__Records in a dataset__:
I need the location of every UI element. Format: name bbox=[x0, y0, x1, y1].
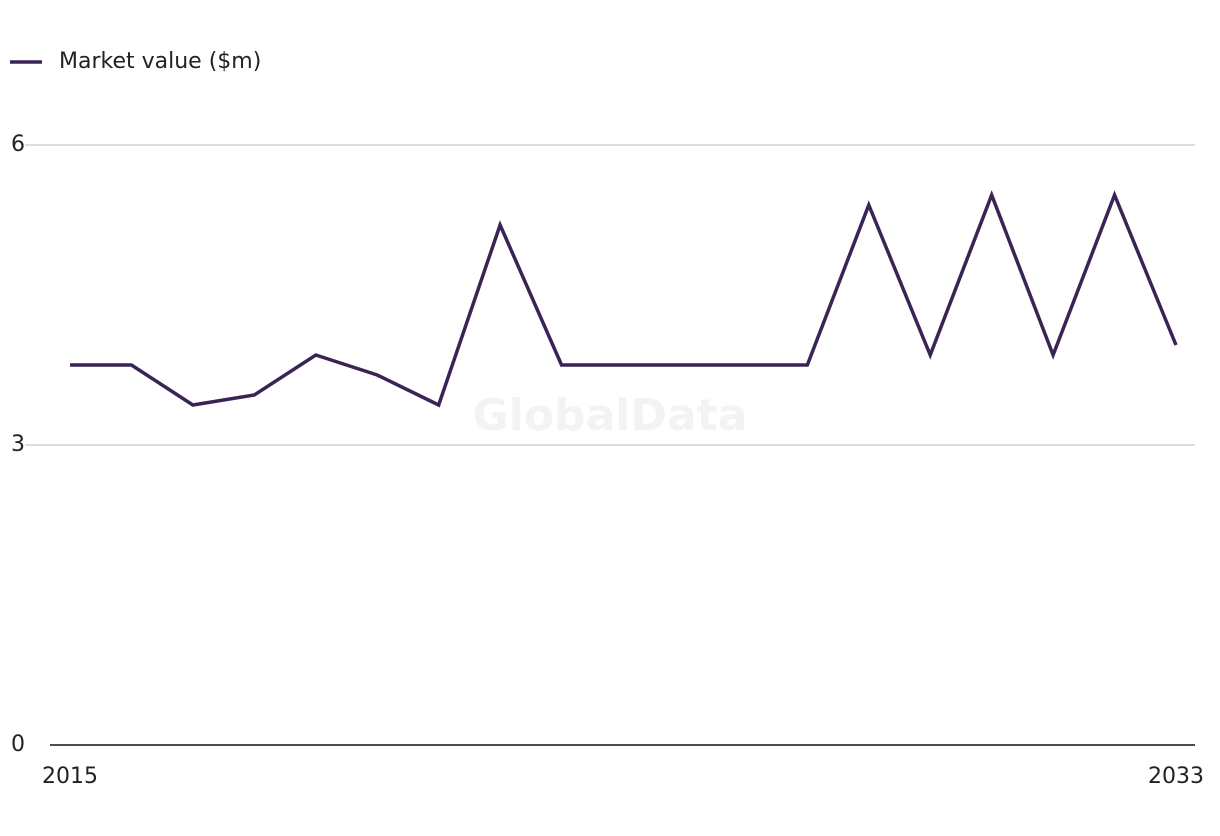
y-tick-label: 3 bbox=[11, 432, 25, 457]
line bbox=[70, 190, 1178, 408]
y-tick-label: 6 bbox=[11, 132, 25, 157]
y-tick-label: 0 bbox=[11, 732, 25, 757]
x-tick-label: 2015 bbox=[42, 764, 98, 789]
legend-label: Market value ($m) bbox=[59, 49, 261, 74]
x-tick-label: 2033 bbox=[1148, 764, 1204, 789]
watermark: GlobalData bbox=[473, 390, 748, 441]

__Aim__: Copy all of the material above word for word, but leave out the picture.

__Worked solution__:
I need the location of every UI element. Format: name bbox=[x0, y0, x1, y1].
y-tick-label: 3 bbox=[11, 432, 25, 457]
line bbox=[70, 190, 1178, 408]
y-tick-label: 6 bbox=[11, 132, 25, 157]
y-tick-label: 0 bbox=[11, 732, 25, 757]
x-tick-label: 2015 bbox=[42, 764, 98, 789]
legend-label: Market value ($m) bbox=[59, 49, 261, 74]
x-tick-label: 2033 bbox=[1148, 764, 1204, 789]
watermark: GlobalData bbox=[473, 390, 748, 441]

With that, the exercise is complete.